EXERCISE INSTRUCTIONS =>
Copy each line that contains the word "magnetycznych".

[Stored items from a collection]
┏━━
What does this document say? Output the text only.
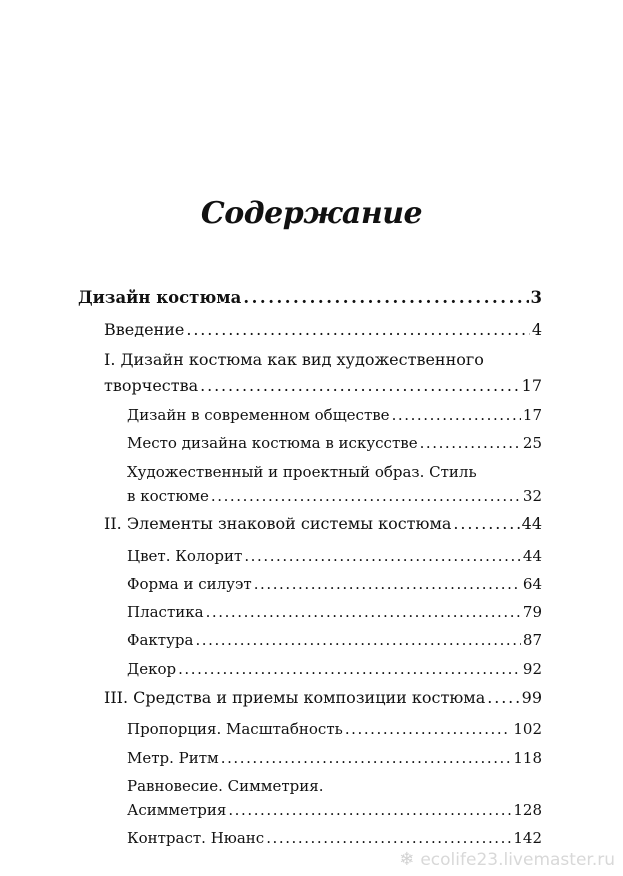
Содержание
Дизайн костюма . . .	3
Введение . . .	4
I. Дизайн костюма как вид художественного
творчества . . .	17
Дизайн в современном обществе . . .	17
Место дизайна костюма в искусстве . . .	25
Художественный и проектный образ. Стиль
в костюме . . .	32
II. Элементы знаковой системы костюма . . .	44
Цвет. Колорит . . .	44
Форма и силуэт . . .	64
Пластика . . .	79
Фактура . . .	87
Декор . . .	92
III. Средства и приемы композиции костюма . . . 99
Пропорция. Масштабность . . .	102
Метр. Ритм . . .	118
Равновесие. Симметрия.
Асимметрия . . .	128
Контраст. Нюанс . . .	142
❄ ecolife23.livemaster.ru
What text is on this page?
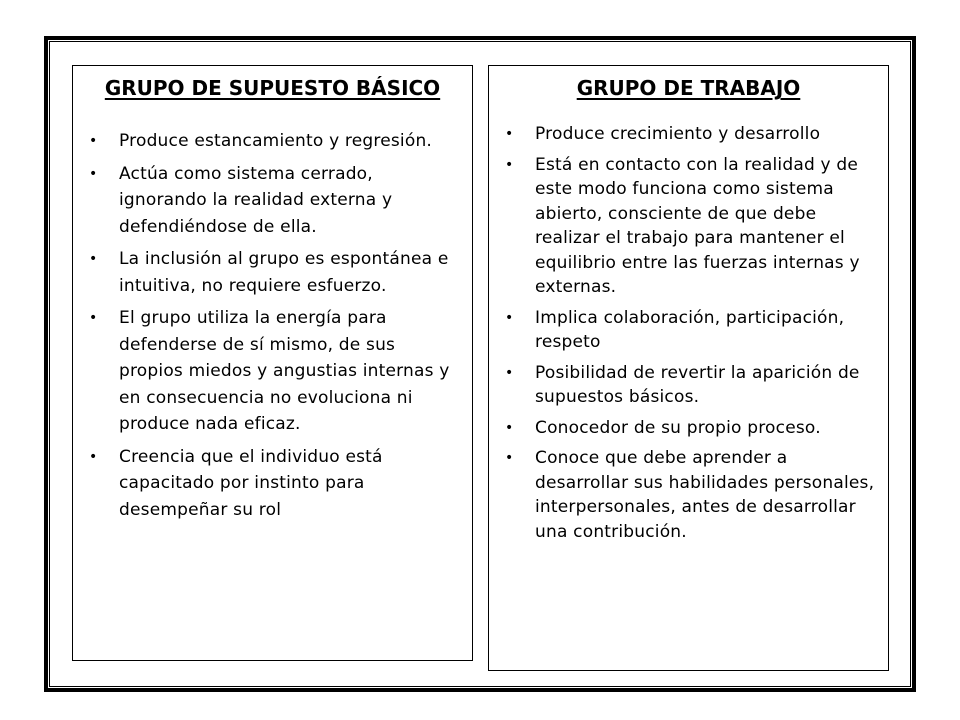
GRUPO DE SUPUESTO BÁSICO
• Produce estancamiento y regresión.
• Actúa como sistema cerrado, ignorando la realidad externa y defendiéndose de ella.
• La inclusión al grupo es espontánea e intuitiva, no requiere esfuerzo.
• El grupo utiliza la energía para defenderse de sí mismo, de sus propios miedos y angustias internas y en consecuencia no evoluciona ni produce nada eficaz.
• Creencia que el individuo está capacitado por instinto para desempeñar su rol
GRUPO DE TRABAJO
• Produce crecimiento y desarrollo
• Está en contacto con la realidad y de este modo funciona como sistema abierto, consciente de que debe realizar el trabajo para mantener el equilibrio entre las fuerzas internas y externas.
• Implica colaboración, participación, respeto
• Posibilidad de revertir la aparición de supuestos básicos.
• Conocedor de su propio proceso.
• Conoce que debe aprender a desarrollar sus habilidades personales, interpersonales, antes de desarrollar una contribución.
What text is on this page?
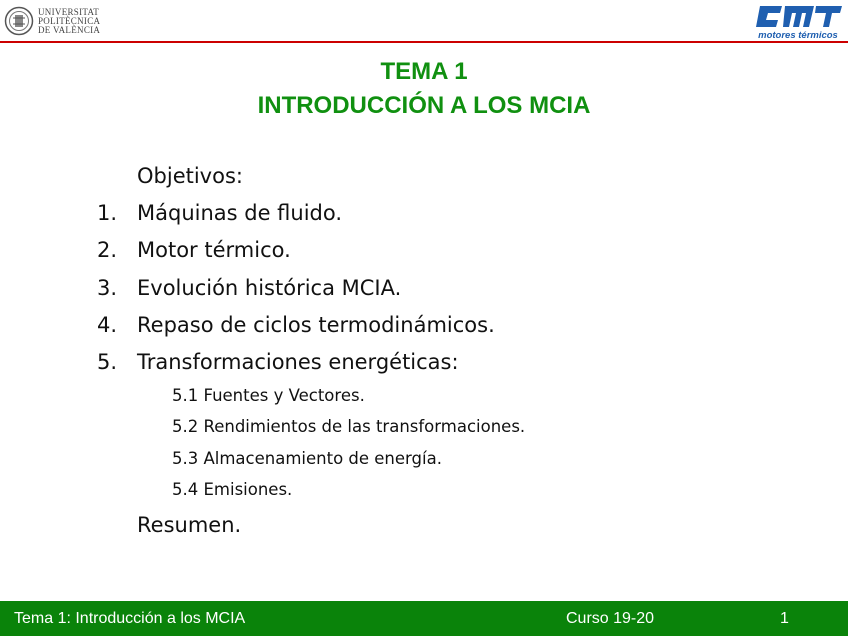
UNIVERSITAT
POLITÈCNICA
DE VALÈNCIA
motores térmicos
TEMA 1
INTRODUCCIÓN A LOS MCIA
Objetivos:
1. Máquinas de fluido.
2. Motor térmico.
3. Evolución histórica MCIA.
4. Repaso de ciclos termodinámicos.
5. Transformaciones energéticas:
5.1 Fuentes y Vectores.
5.2 Rendimientos de las transformaciones.
5.3 Almacenamiento de energía.
5.4 Emisiones.
Resumen.
Tema 1: Introducción a los MCIA	Curso 19-20	1
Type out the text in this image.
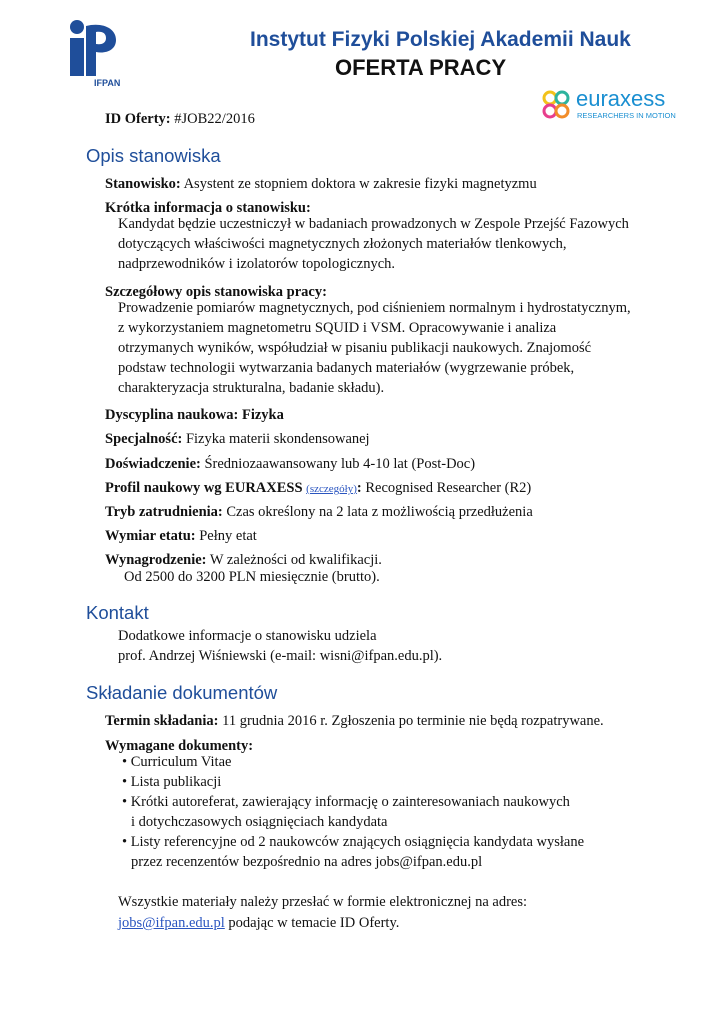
IFPAN
Instytut Fizyki Polskiej Akademii Nauk
OFERTA PRACY
euraxess
RESEARCHERS IN MOTION
ID Oferty: #JOB22/2016
Opis stanowiska
Stanowisko: Asystent ze stopniem doktora w zakresie fizyki magnetyzmu
Krótka informacja o stanowisku:
Kandydat będzie uczestniczył w badaniach prowadzonych w Zespole Przejść Fazowych
dotyczących właściwości magnetycznych złożonych materiałów tlenkowych,
nadprzewodników i izolatorów topologicznych.
Szczegółowy opis stanowiska pracy:
Prowadzenie pomiarów magnetycznych, pod ciśnieniem normalnym i hydrostatycznym,
z wykorzystaniem magnetometru SQUID i VSM. Opracowywanie i analiza
otrzymanych wyników, współudział w pisaniu publikacji naukowych. Znajomość
podstaw technologii wytwarzania badanych materiałów (wygrzewanie próbek,
charakteryzacja strukturalna, badanie składu).
Dyscyplina naukowa: Fizyka
Specjalność: Fizyka materii skondensowanej
Doświadczenie: Średniozaawansowany lub 4-10 lat (Post-Doc)
Profil naukowy wg EURAXESS (szczegóły): Recognised Researcher (R2)
Tryb zatrudnienia: Czas określony na 2 lata z możliwością przedłużenia
Wymiar etatu: Pełny etat
Wynagrodzenie: W zależności od kwalifikacji.
Od 2500 do 3200 PLN miesięcznie (brutto).
Kontakt
Dodatkowe informacje o stanowisku udziela
prof. Andrzej Wiśniewski (e-mail: wisni@ifpan.edu.pl).
Składanie dokumentów
Termin składania: 11 grudnia 2016 r. Zgłoszenia po terminie nie będą rozpatrywane.
Wymagane dokumenty:
• Curriculum Vitae
• Lista publikacji
• Krótki autoreferat, zawierający informację o zainteresowaniach naukowych
i dotychczasowych osiągnięciach kandydata
• Listy referencyjne od 2 naukowców znających osiągnięcia kandydata wysłane
przez recenzentów bezpośrednio na adres jobs@ifpan.edu.pl
Wszystkie materiały należy przesłać w formie elektronicznej na adres:
jobs@ifpan.edu.pl podając w temacie ID Oferty.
┗━━
OUTPUT FOR THIS EXERCISE =>
dotyczących właściwości magnetycznych złożonych materiałów tlenkowych,
Prowadzenie pomiarów magnetycznych, pod ciśnieniem normalnym i hydrostatycznym,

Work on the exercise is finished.